### STATED PROBLEM
Reproduce every entry exactly, without alteration.

============

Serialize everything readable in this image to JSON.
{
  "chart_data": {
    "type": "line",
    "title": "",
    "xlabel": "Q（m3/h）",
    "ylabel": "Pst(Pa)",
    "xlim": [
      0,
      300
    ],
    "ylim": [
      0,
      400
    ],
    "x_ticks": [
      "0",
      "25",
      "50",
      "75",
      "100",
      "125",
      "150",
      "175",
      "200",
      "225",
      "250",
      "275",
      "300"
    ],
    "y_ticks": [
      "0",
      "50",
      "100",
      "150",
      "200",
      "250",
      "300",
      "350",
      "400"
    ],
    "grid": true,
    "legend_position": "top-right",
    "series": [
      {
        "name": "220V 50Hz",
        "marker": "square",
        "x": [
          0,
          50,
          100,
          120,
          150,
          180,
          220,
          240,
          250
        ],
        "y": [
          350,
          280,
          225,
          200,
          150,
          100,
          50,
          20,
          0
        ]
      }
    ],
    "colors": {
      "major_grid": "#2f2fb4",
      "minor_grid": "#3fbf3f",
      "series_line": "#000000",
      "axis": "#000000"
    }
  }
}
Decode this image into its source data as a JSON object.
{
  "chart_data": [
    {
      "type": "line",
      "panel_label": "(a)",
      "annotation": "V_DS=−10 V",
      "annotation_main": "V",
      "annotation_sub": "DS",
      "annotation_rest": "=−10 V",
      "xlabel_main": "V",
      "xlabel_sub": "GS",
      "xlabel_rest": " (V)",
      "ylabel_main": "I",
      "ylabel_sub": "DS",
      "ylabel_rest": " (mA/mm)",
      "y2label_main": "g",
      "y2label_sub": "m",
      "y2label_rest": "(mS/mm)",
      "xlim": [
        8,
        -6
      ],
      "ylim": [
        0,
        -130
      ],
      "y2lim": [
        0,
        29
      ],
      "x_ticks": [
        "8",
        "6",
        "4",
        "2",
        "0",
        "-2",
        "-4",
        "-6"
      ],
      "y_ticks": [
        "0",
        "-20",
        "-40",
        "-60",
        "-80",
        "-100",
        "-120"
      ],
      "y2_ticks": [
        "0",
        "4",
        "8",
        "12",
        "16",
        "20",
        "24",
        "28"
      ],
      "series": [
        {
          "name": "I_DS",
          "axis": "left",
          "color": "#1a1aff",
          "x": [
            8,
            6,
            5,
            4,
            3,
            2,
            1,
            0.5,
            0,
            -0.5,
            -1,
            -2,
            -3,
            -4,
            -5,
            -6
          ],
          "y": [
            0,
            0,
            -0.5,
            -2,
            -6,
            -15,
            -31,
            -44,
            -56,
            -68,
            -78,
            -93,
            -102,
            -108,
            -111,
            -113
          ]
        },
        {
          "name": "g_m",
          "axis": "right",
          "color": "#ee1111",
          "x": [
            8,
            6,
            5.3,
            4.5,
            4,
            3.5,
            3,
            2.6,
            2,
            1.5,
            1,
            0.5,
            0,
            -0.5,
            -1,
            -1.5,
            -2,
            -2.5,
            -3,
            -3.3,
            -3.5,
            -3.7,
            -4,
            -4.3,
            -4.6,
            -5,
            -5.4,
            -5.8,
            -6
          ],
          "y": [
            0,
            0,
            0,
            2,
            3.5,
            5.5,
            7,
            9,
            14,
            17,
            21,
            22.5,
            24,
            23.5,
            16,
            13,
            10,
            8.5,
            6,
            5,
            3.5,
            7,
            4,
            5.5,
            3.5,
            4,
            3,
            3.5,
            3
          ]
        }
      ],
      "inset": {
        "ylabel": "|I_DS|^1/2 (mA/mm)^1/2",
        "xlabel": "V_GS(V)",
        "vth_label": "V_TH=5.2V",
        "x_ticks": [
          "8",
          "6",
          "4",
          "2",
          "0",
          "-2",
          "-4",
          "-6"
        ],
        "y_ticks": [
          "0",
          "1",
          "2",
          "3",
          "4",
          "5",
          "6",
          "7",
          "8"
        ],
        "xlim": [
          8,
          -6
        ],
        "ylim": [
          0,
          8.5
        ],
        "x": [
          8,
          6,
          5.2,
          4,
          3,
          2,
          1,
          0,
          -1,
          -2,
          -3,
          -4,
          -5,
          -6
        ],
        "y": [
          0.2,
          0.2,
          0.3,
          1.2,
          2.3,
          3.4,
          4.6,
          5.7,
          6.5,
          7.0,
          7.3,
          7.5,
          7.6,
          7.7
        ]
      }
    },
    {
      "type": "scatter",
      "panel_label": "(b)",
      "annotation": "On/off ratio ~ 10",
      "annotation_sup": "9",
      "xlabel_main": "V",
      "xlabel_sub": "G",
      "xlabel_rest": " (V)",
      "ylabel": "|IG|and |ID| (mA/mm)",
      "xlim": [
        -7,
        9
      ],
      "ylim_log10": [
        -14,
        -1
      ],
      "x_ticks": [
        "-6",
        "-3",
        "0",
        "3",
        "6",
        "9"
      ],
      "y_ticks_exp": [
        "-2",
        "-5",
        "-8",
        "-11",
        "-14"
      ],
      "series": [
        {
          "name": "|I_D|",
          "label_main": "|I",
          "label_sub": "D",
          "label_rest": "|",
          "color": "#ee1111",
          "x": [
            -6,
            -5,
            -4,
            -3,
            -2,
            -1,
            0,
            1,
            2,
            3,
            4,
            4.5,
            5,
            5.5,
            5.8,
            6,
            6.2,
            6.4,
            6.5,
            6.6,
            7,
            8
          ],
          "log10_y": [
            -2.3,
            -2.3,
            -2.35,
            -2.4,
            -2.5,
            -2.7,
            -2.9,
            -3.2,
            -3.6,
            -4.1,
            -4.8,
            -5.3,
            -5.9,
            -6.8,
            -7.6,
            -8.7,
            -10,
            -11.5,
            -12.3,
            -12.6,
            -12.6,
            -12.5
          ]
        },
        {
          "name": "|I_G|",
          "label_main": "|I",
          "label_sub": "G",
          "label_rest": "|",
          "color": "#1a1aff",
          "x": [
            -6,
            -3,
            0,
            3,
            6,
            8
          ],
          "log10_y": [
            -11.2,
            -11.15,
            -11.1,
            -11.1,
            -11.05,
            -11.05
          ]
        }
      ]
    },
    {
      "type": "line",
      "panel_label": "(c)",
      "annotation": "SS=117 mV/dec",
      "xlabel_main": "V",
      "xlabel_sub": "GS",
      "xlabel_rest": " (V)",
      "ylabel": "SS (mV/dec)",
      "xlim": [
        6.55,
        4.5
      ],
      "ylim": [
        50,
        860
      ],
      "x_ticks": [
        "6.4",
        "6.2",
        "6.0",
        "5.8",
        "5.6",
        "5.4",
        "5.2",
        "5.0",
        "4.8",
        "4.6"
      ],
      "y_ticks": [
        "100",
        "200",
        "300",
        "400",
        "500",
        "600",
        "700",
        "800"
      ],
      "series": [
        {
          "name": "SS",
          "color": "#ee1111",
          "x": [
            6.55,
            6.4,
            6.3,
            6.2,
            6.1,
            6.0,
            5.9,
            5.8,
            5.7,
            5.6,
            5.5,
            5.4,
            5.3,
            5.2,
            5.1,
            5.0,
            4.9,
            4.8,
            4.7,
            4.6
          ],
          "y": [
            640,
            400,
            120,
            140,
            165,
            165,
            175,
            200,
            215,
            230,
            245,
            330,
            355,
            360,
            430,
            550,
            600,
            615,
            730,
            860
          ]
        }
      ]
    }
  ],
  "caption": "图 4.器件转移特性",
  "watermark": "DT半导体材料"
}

============

### RESPONSE BELOW
Serialize everything readable in this image to JSON.
{
  "chart_data": {
    "type": "line",
    "title": "",
    "xlabel": "Q（m3/h）",
    "ylabel": "Pst(Pa)",
    "xlim": [
      0,
      300
    ],
    "ylim": [
      0,
      400
    ],
    "x_ticks": [
      "0",
      "25",
      "50",
      "75",
      "100",
      "125",
      "150",
      "175",
      "200",
      "225",
      "250",
      "275",
      "300"
    ],
    "y_ticks": [
      "0",
      "50",
      "100",
      "150",
      "200",
      "250",
      "300",
      "350",
      "400"
    ],
    "grid": true,
    "legend_position": "top-right",
    "series": [
      {
        "name": "220V 50Hz",
        "marker": "square",
        "x": [
          0,
          50,
          100,
          120,
          150,
          180,
          220,
          240,
          250
        ],
        "y": [
          350,
          280,
          225,
          200,
          150,
          100,
          50,
          20,
          0
        ]
      }
    ],
    "colors": {
      "major_grid": "#2f2fb4",
      "minor_grid": "#3fbf3f",
      "series_line": "#000000",
      "axis": "#000000"
    }
  }
}
Decode this image into its source data as a JSON object.
{
  "chart_data": [
    {
      "type": "line",
      "panel_label": "(a)",
      "annotation": "V_DS=−10 V",
      "annotation_main": "V",
      "annotation_sub": "DS",
      "annotation_rest": "=−10 V",
      "xlabel_main": "V",
      "xlabel_sub": "GS",
      "xlabel_rest": " (V)",
      "ylabel_main": "I",
      "ylabel_sub": "DS",
      "ylabel_rest": " (mA/mm)",
      "y2label_main": "g",
      "y2label_sub": "m",
      "y2label_rest": "(mS/mm)",
      "xlim": [
        8,
        -6
      ],
      "ylim": [
        0,
        -130
      ],
      "y2lim": [
        0,
        29
      ],
      "x_ticks": [
        "8",
        "6",
        "4",
        "2",
        "0",
        "-2",
        "-4",
        "-6"
      ],
      "y_ticks": [
        "0",
        "-20",
        "-40",
        "-60",
        "-80",
        "-100",
        "-120"
      ],
      "y2_ticks": [
        "0",
        "4",
        "8",
        "12",
        "16",
        "20",
        "24",
        "28"
      ],
      "series": [
        {
          "name": "I_DS",
          "axis": "left",
          "color": "#1a1aff",
          "x": [
            8,
            6,
            5,
            4,
            3,
            2,
            1,
            0.5,
            0,
            -0.5,
            -1,
            -2,
            -3,
            -4,
            -5,
            -6
          ],
          "y": [
            0,
            0,
            -0.5,
            -2,
            -6,
            -15,
            -31,
            -44,
            -56,
            -68,
            -78,
            -93,
            -102,
            -108,
            -111,
            -113
          ]
        },
        {
          "name": "g_m",
          "axis": "right",
          "color": "#ee1111",
          "x": [
            8,
            6,
            5.3,
            4.5,
            4,
            3.5,
            3,
            2.6,
            2,
            1.5,
            1,
            0.5,
            0,
            -0.5,
            -1,
            -1.5,
            -2,
            -2.5,
            -3,
            -3.3,
            -3.5,
            -3.7,
            -4,
            -4.3,
            -4.6,
            -5,
            -5.4,
            -5.8,
            -6
          ],
          "y": [
            0,
            0,
            0,
            2,
            3.5,
            5.5,
            7,
            9,
            14,
            17,
            21,
            22.5,
            24,
            23.5,
            16,
            13,
            10,
            8.5,
            6,
            5,
            3.5,
            7,
            4,
            5.5,
            3.5,
            4,
            3,
            3.5,
            3
          ]
        }
      ],
      "inset": {
        "ylabel": "|I_DS|^1/2 (mA/mm)^1/2",
        "xlabel": "V_GS(V)",
        "vth_label": "V_TH=5.2V",
        "x_ticks": [
          "8",
          "6",
          "4",
          "2",
          "0",
          "-2",
          "-4",
          "-6"
        ],
        "y_ticks": [
          "0",
          "1",
          "2",
          "3",
          "4",
          "5",
          "6",
          "7",
          "8"
        ],
        "xlim": [
          8,
          -6
        ],
        "ylim": [
          0,
          8.5
        ],
        "x": [
          8,
          6,
          5.2,
          4,
          3,
          2,
          1,
          0,
          -1,
          -2,
          -3,
          -4,
          -5,
          -6
        ],
        "y": [
          0.2,
          0.2,
          0.3,
          1.2,
          2.3,
          3.4,
          4.6,
          5.7,
          6.5,
          7.0,
          7.3,
          7.5,
          7.6,
          7.7
        ]
      }
    },
    {
      "type": "scatter",
      "panel_label": "(b)",
      "annotation": "On/off ratio ~ 10",
      "annotation_sup": "9",
      "xlabel_main": "V",
      "xlabel_sub": "G",
      "xlabel_rest": " (V)",
      "ylabel": "|IG|and |ID| (mA/mm)",
      "xlim": [
        -7,
        9
      ],
      "ylim_log10": [
        -14,
        -1
      ],
      "x_ticks": [
        "-6",
        "-3",
        "0",
        "3",
        "6",
        "9"
      ],
      "y_ticks_exp": [
        "-2",
        "-5",
        "-8",
        "-11",
        "-14"
      ],
      "series": [
        {
          "name": "|I_D|",
          "label_main": "|I",
          "label_sub": "D",
          "label_rest": "|",
          "color": "#ee1111",
          "x": [
            -6,
            -5,
            -4,
            -3,
            -2,
            -1,
            0,
            1,
            2,
            3,
            4,
            4.5,
            5,
            5.5,
            5.8,
            6,
            6.2,
            6.4,
            6.5,
            6.6,
            7,
            8
          ],
          "log10_y": [
            -2.3,
            -2.3,
            -2.35,
            -2.4,
            -2.5,
            -2.7,
            -2.9,
            -3.2,
            -3.6,
            -4.1,
            -4.8,
            -5.3,
            -5.9,
            -6.8,
            -7.6,
            -8.7,
            -10,
            -11.5,
            -12.3,
            -12.6,
            -12.6,
            -12.5
          ]
        },
        {
          "name": "|I_G|",
          "label_main": "|I",
          "label_sub": "G",
          "label_rest": "|",
          "color": "#1a1aff",
          "x": [
            -6,
            -3,
            0,
            3,
            6,
            8
          ],
          "log10_y": [
            -11.2,
            -11.15,
            -11.1,
            -11.1,
            -11.05,
            -11.05
          ]
        }
      ]
    },
    {
      "type": "line",
      "panel_label": "(c)",
      "annotation": "SS=117 mV/dec",
      "xlabel_main": "V",
      "xlabel_sub": "GS",
      "xlabel_rest": " (V)",
      "ylabel": "SS (mV/dec)",
      "xlim": [
        6.55,
        4.5
      ],
      "ylim": [
        50,
        860
      ],
      "x_ticks": [
        "6.4",
        "6.2",
        "6.0",
        "5.8",
        "5.6",
        "5.4",
        "5.2",
        "5.0",
        "4.8",
        "4.6"
      ],
      "y_ticks": [
        "100",
        "200",
        "300",
        "400",
        "500",
        "600",
        "700",
        "800"
      ],
      "series": [
        {
          "name": "SS",
          "color": "#ee1111",
          "x": [
            6.55,
            6.4,
            6.3,
            6.2,
            6.1,
            6.0,
            5.9,
            5.8,
            5.7,
            5.6,
            5.5,
            5.4,
            5.3,
            5.2,
            5.1,
            5.0,
            4.9,
            4.8,
            4.7,
            4.6
          ],
          "y": [
            640,
            400,
            120,
            140,
            165,
            165,
            175,
            200,
            215,
            230,
            245,
            330,
            355,
            360,
            430,
            550,
            600,
            615,
            730,
            860
          ]
        }
      ]
    }
  ],
  "caption": "图 4.器件转移特性",
  "watermark": "DT半导体材料"
}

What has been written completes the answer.